» GOAL: Locate each line of the material that contains "Valuation", then return it.

» A block of data:
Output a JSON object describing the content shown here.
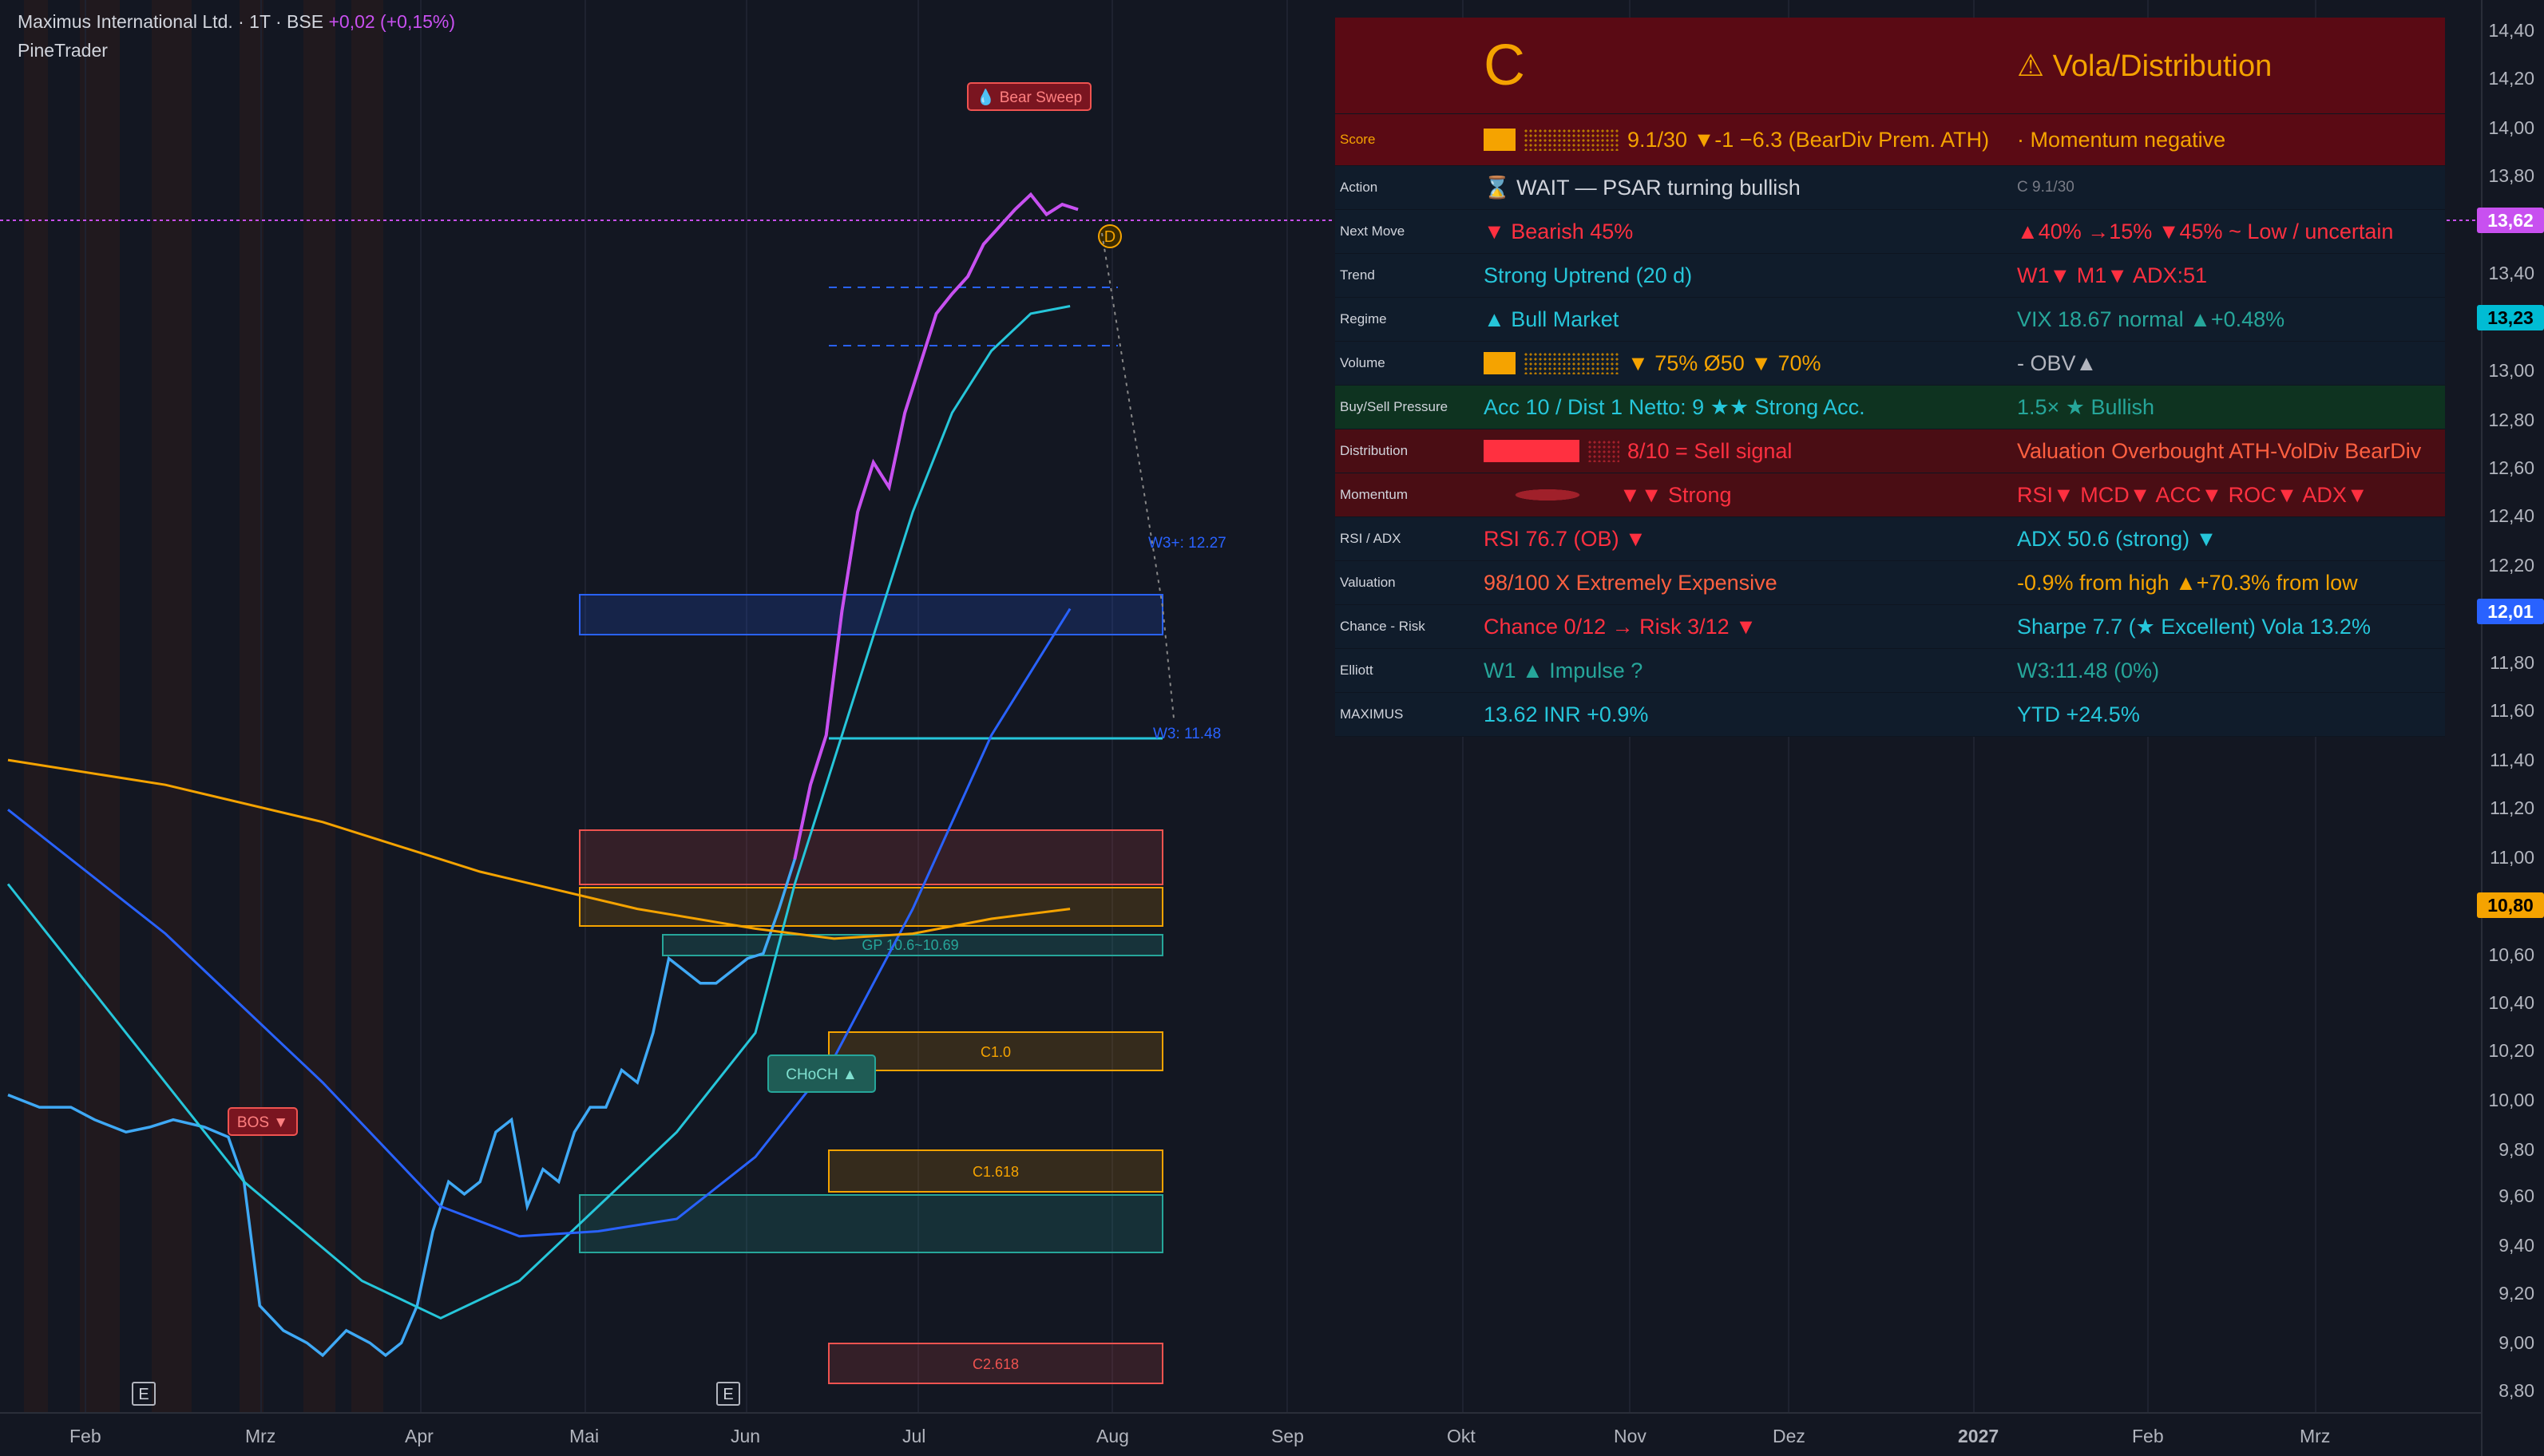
{
  "header": {
    "symbol": "Maximus International Ltd. · 1T · BSE",
    "change": "+0,02 (+0,15%)",
    "indicator": "PineTrader"
  },
  "chart_data": {
    "type": "line",
    "x_axis_labels": [
      "Feb",
      "Mrz",
      "Apr",
      "Mai",
      "Jun",
      "Jul",
      "Aug",
      "Sep",
      "Okt",
      "Nov",
      "Dez",
      "2027",
      "Feb",
      "Mrz"
    ],
    "y_axis_labels": [
      "14,40",
      "14,20",
      "14,00",
      "13,80",
      "13,40",
      "13,00",
      "12,80",
      "12,60",
      "12,40",
      "12,20",
      "11,80",
      "11,60",
      "11,40",
      "11,20",
      "11,00",
      "10,60",
      "10,40",
      "10,20",
      "10,00",
      "9,80",
      "9,60",
      "9,40",
      "9,20",
      "9,00",
      "8,80"
    ],
    "ylim": [
      8.8,
      14.4
    ],
    "price_tags": [
      {
        "value": "13,62",
        "color": "#c850f0"
      },
      {
        "value": "13,23",
        "color": "#00bcd4"
      },
      {
        "value": "12,01",
        "color": "#2962ff"
      },
      {
        "value": "10,80",
        "color": "#f5a300"
      }
    ],
    "series": [
      {
        "name": "Price",
        "color": "#3fa9f5",
        "points": [
          [
            0,
            10.05
          ],
          [
            8,
            10.0
          ],
          [
            16,
            10.0
          ],
          [
            22,
            9.95
          ],
          [
            30,
            9.9
          ],
          [
            36,
            9.92
          ],
          [
            42,
            9.95
          ],
          [
            50,
            9.92
          ],
          [
            56,
            9.88
          ],
          [
            60,
            9.7
          ],
          [
            64,
            9.2
          ],
          [
            70,
            9.1
          ],
          [
            76,
            9.05
          ],
          [
            80,
            9.0
          ],
          [
            86,
            9.1
          ],
          [
            92,
            9.05
          ],
          [
            96,
            9.0
          ],
          [
            100,
            9.05
          ],
          [
            104,
            9.2
          ],
          [
            108,
            9.5
          ],
          [
            112,
            9.7
          ],
          [
            116,
            9.65
          ],
          [
            120,
            9.7
          ],
          [
            124,
            9.9
          ],
          [
            128,
            9.95
          ],
          [
            132,
            9.6
          ],
          [
            136,
            9.75
          ],
          [
            140,
            9.7
          ],
          [
            144,
            9.9
          ],
          [
            148,
            10.0
          ],
          [
            152,
            10.0
          ],
          [
            156,
            10.15
          ],
          [
            160,
            10.1
          ],
          [
            164,
            10.3
          ],
          [
            168,
            10.6
          ],
          [
            172,
            10.55
          ],
          [
            176,
            10.5
          ],
          [
            180,
            10.5
          ],
          [
            184,
            10.55
          ],
          [
            188,
            10.6
          ],
          [
            192,
            10.62
          ],
          [
            196,
            10.8
          ],
          [
            200,
            11.0
          ],
          [
            204,
            11.3
          ],
          [
            208,
            11.5
          ],
          [
            212,
            12.0
          ],
          [
            216,
            12.4
          ],
          [
            220,
            12.6
          ],
          [
            224,
            12.5
          ],
          [
            228,
            12.8
          ],
          [
            232,
            13.0
          ],
          [
            236,
            13.2
          ],
          [
            240,
            13.28
          ],
          [
            244,
            13.35
          ],
          [
            248,
            13.48
          ],
          [
            252,
            13.55
          ],
          [
            256,
            13.62
          ],
          [
            260,
            13.68
          ],
          [
            264,
            13.6
          ],
          [
            268,
            13.64
          ],
          [
            272,
            13.62
          ]
        ]
      },
      {
        "name": "MA fast",
        "color": "#26c6da",
        "points": [
          [
            0,
            10.9
          ],
          [
            30,
            10.3
          ],
          [
            60,
            9.7
          ],
          [
            90,
            9.3
          ],
          [
            110,
            9.15
          ],
          [
            130,
            9.3
          ],
          [
            150,
            9.6
          ],
          [
            170,
            9.9
          ],
          [
            190,
            10.3
          ],
          [
            200,
            10.9
          ],
          [
            210,
            11.4
          ],
          [
            220,
            11.9
          ],
          [
            230,
            12.4
          ],
          [
            240,
            12.8
          ],
          [
            250,
            13.05
          ],
          [
            260,
            13.2
          ],
          [
            270,
            13.23
          ]
        ]
      },
      {
        "name": "MA mid",
        "color": "#2962ff",
        "points": [
          [
            0,
            11.2
          ],
          [
            40,
            10.7
          ],
          [
            80,
            10.1
          ],
          [
            110,
            9.6
          ],
          [
            130,
            9.48
          ],
          [
            150,
            9.5
          ],
          [
            170,
            9.55
          ],
          [
            190,
            9.8
          ],
          [
            210,
            10.2
          ],
          [
            230,
            10.8
          ],
          [
            250,
            11.5
          ],
          [
            270,
            12.01
          ]
        ]
      },
      {
        "name": "MA slow",
        "color": "#f5a300",
        "points": [
          [
            0,
            11.4
          ],
          [
            40,
            11.3
          ],
          [
            80,
            11.15
          ],
          [
            120,
            10.95
          ],
          [
            160,
            10.8
          ],
          [
            190,
            10.72
          ],
          [
            210,
            10.68
          ],
          [
            230,
            10.7
          ],
          [
            250,
            10.76
          ],
          [
            270,
            10.8
          ]
        ]
      }
    ],
    "zones": [
      {
        "label": "GP 10.6~10.69",
        "y0": 10.6,
        "y1": 10.69,
        "color": "#26a69a"
      },
      {
        "label": "C1.0",
        "y0": 10.2,
        "y1": 10.3,
        "color": "#f5a300"
      },
      {
        "label": "C1.618",
        "y0": 9.7,
        "y1": 9.8,
        "color": "#f5a300"
      },
      {
        "label": "C2.618",
        "y0": 8.9,
        "y1": 9.0,
        "color": "#ef5350"
      }
    ],
    "annotations": {
      "bear_sweep": "💧 Bear Sweep",
      "bos": "BOS ▼",
      "choch": "CHoCH ▲",
      "d_marker": "D",
      "w3plus": "W3+: 12.27",
      "w3": "W3: 11.48",
      "e_marker": "E"
    }
  },
  "panel": {
    "grade": "C",
    "headline": "⚠ Vola/Distribution",
    "rows": [
      {
        "label": "Score",
        "mid": "9.1/30 ▼-1  −6.3 (BearDiv Prem. ATH)",
        "right": "· Momentum negative"
      },
      {
        "label": "Action",
        "mid": "⌛ WAIT — PSAR turning bullish",
        "right": "C 9.1/30"
      },
      {
        "label": "Next Move",
        "mid": "▼ Bearish  45%",
        "right": "▲40% →15% ▼45%  ~  Low / uncertain"
      },
      {
        "label": "Trend",
        "mid": "Strong Uptrend (20 d)",
        "right": "W1▼ M1▼  ADX:51"
      },
      {
        "label": "Regime",
        "mid": "▲ Bull Market",
        "right": "VIX 18.67  normal  ▲+0.48%"
      },
      {
        "label": "Volume",
        "mid": "▼ 75% Ø50  ▼ 70%",
        "right": "-  OBV▲"
      },
      {
        "label": "Buy/Sell Pressure",
        "mid": "Acc 10 / Dist 1   Netto: 9   ★★ Strong Acc.",
        "right": "1.5×  ★  Bullish"
      },
      {
        "label": "Distribution",
        "mid": "8/10 =  Sell signal",
        "right": "Valuation Overbought ATH-VolDiv BearDiv"
      },
      {
        "label": "Momentum",
        "mid": "▼▼ Strong",
        "right": "RSI▼ MCD▼ ACC▼ ROC▼ ADX▼"
      },
      {
        "label": "RSI / ADX",
        "mid": "RSI 76.7 (OB)  ▼",
        "right": "ADX 50.6 (strong)  ▼"
      },
      {
        "label": "Valuation",
        "mid": "98/100  X  Extremely Expensive",
        "right": "-0.9% from high  ▲+70.3% from low"
      },
      {
        "label": "Chance - Risk",
        "mid": "Chance 0/12 →   Risk 3/12  ▼",
        "right": "Sharpe 7.7 (★ Excellent)   Vola 13.2%"
      },
      {
        "label": "Elliott",
        "mid": "W1 ▲ Impulse ?",
        "right": "W3:11.48 (0%)"
      },
      {
        "label": "MAXIMUS",
        "mid": "13.62 INR  +0.9%",
        "right": "YTD +24.5%"
      }
    ],
    "colors": {
      "header_bg": "#5a0a14",
      "score_bg": "#5a0a14",
      "row_bg": "#101c2b",
      "pressure_bg": "#0e3320",
      "dist_bg": "#4a0d14"
    }
  }
}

» WORKED SOLUTION:
        "right": "Valuation Overbought ATH-VolDiv BearDiv"
        "label": "Valuation",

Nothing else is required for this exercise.